Rows from a figure dataset:
>> begin

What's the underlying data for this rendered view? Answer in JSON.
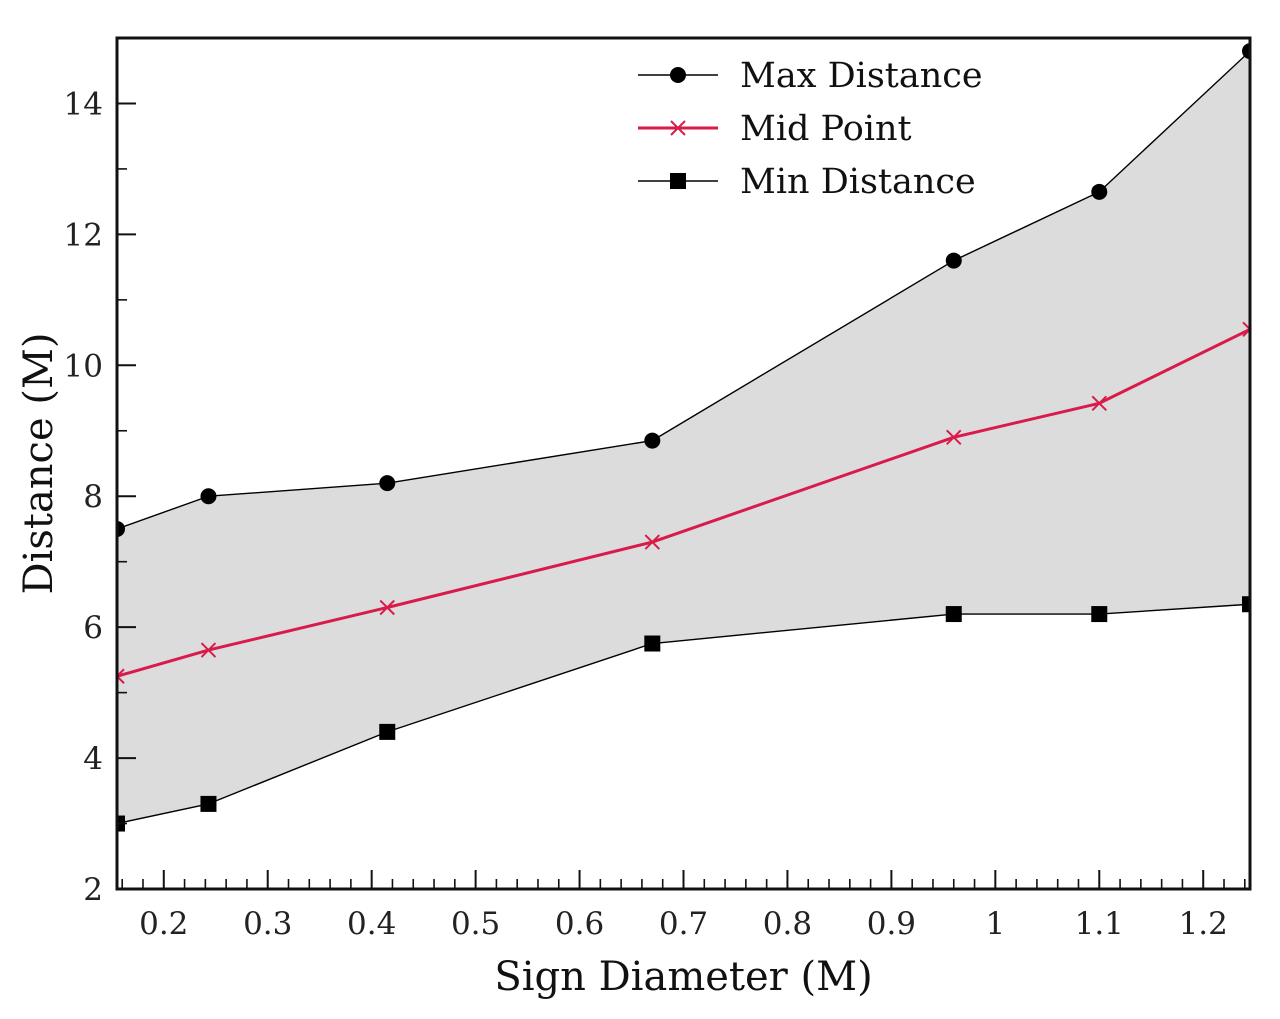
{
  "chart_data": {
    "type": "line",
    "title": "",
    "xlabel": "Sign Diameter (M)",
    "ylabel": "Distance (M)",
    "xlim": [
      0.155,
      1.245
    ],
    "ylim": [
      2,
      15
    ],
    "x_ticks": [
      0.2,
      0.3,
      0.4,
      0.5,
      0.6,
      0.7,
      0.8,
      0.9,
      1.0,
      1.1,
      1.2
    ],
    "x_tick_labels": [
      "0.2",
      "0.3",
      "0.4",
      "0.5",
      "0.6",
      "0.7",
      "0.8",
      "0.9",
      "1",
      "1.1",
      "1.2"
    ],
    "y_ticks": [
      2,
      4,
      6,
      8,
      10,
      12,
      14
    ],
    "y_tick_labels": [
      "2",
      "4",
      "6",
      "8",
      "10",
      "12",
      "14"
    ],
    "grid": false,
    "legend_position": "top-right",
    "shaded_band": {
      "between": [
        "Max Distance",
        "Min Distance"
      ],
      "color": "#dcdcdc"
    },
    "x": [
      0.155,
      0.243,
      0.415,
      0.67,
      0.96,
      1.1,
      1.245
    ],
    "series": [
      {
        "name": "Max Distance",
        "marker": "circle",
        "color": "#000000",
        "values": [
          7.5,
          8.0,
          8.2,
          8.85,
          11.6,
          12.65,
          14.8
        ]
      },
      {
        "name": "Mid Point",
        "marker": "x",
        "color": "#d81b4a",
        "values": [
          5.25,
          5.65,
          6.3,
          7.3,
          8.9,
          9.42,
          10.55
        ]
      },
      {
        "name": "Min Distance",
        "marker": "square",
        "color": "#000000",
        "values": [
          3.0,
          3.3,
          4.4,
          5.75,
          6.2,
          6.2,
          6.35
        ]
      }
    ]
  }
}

>> end
>> begin

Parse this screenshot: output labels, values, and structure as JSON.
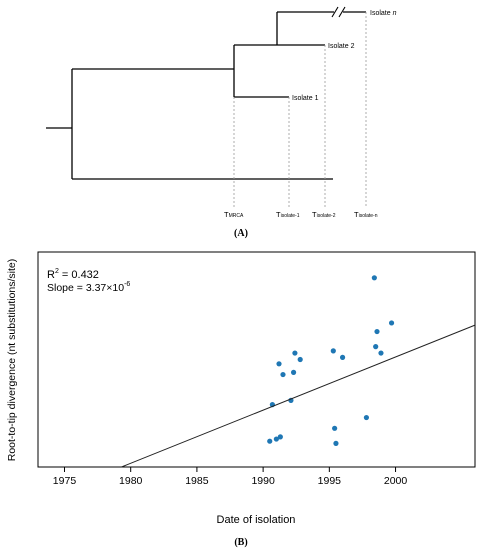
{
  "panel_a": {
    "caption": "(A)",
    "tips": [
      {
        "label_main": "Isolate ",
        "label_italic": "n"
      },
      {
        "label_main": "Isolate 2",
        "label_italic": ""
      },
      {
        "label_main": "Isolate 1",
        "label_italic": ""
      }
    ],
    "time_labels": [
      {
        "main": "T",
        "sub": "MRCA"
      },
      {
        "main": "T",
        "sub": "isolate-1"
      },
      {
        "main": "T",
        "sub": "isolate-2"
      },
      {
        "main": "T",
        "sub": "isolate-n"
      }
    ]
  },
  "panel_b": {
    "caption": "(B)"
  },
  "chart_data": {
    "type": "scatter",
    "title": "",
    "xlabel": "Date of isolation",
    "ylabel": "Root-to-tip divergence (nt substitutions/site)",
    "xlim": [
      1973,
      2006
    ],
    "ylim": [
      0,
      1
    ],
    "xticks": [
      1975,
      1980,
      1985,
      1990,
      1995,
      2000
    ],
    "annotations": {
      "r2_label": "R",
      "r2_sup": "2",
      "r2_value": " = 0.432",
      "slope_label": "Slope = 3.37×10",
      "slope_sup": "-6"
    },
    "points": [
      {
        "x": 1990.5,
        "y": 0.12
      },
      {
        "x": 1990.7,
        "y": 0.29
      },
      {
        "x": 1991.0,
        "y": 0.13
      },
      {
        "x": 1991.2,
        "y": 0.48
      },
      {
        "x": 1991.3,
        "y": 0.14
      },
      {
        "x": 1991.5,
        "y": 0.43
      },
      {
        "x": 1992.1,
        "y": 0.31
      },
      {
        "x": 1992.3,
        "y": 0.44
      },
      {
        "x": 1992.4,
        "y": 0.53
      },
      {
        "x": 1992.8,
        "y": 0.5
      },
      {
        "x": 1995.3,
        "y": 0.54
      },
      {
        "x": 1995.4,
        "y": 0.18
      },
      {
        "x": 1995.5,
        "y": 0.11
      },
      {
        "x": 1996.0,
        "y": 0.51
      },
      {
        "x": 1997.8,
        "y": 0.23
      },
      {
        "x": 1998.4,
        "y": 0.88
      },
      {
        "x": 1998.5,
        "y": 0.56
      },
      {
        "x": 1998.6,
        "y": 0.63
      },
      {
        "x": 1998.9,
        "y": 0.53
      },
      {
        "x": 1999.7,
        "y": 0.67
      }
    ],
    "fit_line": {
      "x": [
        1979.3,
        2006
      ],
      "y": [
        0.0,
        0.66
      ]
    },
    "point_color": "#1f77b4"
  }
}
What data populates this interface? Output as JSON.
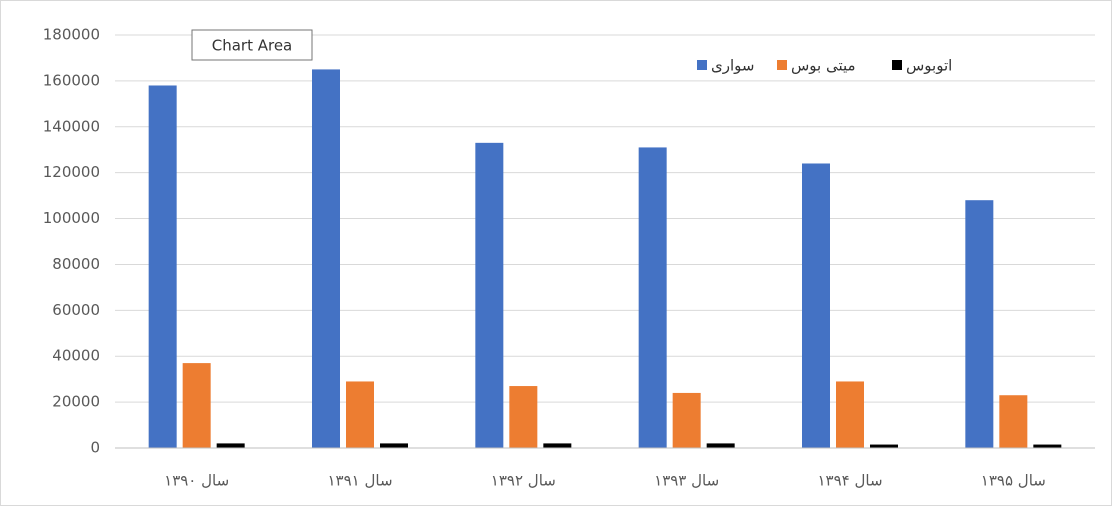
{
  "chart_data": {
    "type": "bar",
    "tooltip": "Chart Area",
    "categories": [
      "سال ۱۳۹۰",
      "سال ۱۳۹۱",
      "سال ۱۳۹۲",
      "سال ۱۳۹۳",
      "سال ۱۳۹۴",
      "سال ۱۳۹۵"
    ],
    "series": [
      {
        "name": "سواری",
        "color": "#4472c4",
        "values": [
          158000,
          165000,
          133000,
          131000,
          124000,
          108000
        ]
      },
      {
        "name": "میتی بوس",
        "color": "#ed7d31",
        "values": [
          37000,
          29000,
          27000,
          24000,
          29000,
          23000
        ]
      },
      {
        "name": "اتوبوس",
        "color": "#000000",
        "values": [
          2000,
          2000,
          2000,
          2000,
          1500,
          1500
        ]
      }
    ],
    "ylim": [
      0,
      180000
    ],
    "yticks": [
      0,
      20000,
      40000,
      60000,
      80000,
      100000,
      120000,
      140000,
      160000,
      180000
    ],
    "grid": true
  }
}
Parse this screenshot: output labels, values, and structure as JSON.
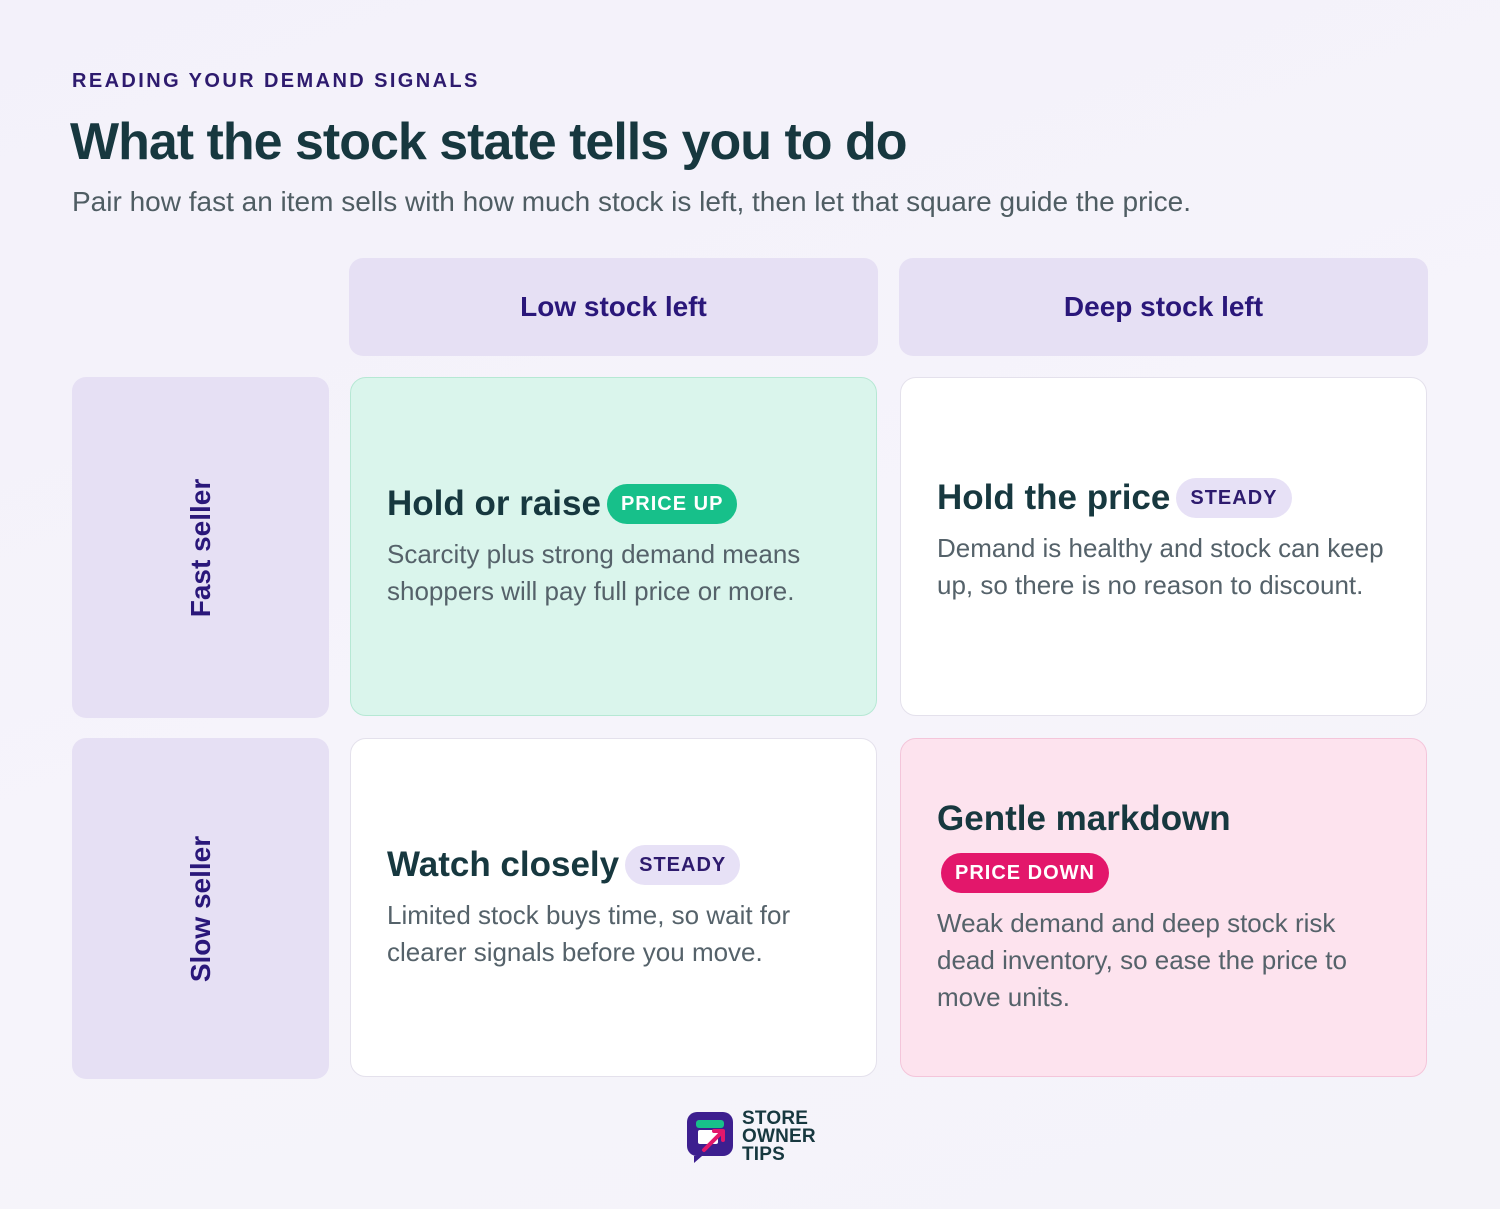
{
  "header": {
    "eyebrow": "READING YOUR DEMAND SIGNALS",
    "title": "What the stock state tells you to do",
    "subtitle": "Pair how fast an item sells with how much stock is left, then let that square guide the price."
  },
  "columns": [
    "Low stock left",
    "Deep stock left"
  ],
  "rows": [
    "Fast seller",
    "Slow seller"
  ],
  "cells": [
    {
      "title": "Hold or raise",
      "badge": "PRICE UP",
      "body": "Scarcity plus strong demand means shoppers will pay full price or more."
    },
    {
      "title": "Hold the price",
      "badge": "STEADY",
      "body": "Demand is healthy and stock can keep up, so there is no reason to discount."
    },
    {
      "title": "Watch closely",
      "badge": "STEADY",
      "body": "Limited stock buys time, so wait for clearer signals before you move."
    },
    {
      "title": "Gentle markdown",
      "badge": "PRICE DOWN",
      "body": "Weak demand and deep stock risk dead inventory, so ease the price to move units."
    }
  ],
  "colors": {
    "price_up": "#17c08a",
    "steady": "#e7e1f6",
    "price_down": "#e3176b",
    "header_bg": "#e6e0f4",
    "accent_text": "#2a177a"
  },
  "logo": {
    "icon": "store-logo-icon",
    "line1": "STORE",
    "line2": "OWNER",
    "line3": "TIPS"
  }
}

>> end
>> begin

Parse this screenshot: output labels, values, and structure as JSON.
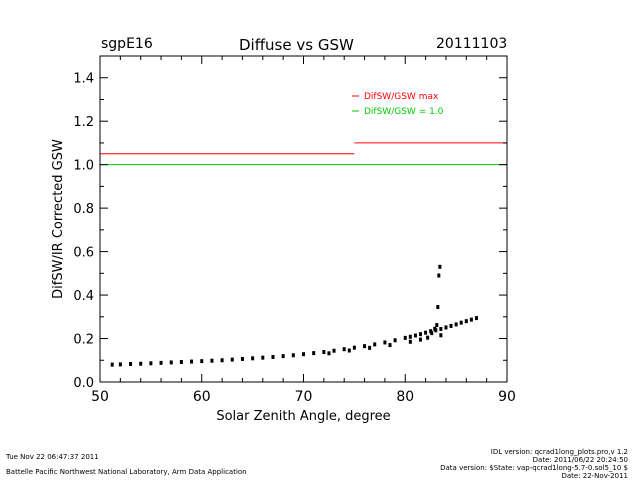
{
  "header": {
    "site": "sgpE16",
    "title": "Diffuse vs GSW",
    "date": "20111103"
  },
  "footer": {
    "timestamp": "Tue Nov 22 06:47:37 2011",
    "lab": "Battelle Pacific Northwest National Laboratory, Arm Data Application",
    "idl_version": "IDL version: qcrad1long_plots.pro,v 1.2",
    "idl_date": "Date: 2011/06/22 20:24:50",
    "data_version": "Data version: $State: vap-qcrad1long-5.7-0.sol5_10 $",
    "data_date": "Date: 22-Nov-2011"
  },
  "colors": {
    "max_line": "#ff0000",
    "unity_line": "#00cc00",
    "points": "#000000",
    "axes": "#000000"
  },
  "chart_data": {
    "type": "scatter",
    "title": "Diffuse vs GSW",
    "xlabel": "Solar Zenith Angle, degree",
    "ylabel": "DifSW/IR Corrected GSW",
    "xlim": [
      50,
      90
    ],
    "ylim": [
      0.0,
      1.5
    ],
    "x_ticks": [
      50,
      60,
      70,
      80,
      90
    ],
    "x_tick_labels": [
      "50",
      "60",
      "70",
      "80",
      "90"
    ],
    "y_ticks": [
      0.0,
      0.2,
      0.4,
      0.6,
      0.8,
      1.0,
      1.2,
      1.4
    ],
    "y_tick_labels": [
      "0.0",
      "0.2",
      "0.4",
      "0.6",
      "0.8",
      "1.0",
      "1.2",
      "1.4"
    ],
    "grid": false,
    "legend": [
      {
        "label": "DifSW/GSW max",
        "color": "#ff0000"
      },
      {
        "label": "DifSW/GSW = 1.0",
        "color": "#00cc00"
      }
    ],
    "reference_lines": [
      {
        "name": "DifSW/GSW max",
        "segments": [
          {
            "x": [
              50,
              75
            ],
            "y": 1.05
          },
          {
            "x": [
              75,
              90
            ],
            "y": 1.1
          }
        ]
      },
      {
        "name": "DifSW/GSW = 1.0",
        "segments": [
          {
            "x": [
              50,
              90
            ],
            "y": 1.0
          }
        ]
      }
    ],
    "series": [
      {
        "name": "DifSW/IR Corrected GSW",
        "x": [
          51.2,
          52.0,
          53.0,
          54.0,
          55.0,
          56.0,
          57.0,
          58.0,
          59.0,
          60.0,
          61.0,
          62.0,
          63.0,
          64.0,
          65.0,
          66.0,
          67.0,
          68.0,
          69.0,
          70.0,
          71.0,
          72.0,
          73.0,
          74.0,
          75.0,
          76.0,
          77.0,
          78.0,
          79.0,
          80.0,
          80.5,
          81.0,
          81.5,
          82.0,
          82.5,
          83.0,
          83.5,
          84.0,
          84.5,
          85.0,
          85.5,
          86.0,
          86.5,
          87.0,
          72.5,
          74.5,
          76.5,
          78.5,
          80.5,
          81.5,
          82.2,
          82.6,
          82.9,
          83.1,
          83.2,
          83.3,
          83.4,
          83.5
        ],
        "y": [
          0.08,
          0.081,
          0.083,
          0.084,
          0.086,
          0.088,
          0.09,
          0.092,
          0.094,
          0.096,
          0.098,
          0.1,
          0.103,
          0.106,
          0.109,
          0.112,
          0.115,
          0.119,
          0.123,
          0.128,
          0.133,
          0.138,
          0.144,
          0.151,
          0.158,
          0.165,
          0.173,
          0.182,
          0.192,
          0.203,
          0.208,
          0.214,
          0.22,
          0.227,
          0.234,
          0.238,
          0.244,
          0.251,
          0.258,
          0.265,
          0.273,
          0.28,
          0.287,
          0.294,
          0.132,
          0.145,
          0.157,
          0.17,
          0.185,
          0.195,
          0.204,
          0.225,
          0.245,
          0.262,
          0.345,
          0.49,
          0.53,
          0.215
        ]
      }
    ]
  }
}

>> end

Which lines contain "body"? Copy each of them.

      "body": "Scarcity plus strong demand means shoppers will pay full price or more."
      "body": "Demand is healthy and stock can keep up, so there is no reason to discount."
      "body": "Limited stock buys time, so wait for clearer signals before you move."
      "body": "Weak demand and deep stock risk dead inventory, so ease the price to move units."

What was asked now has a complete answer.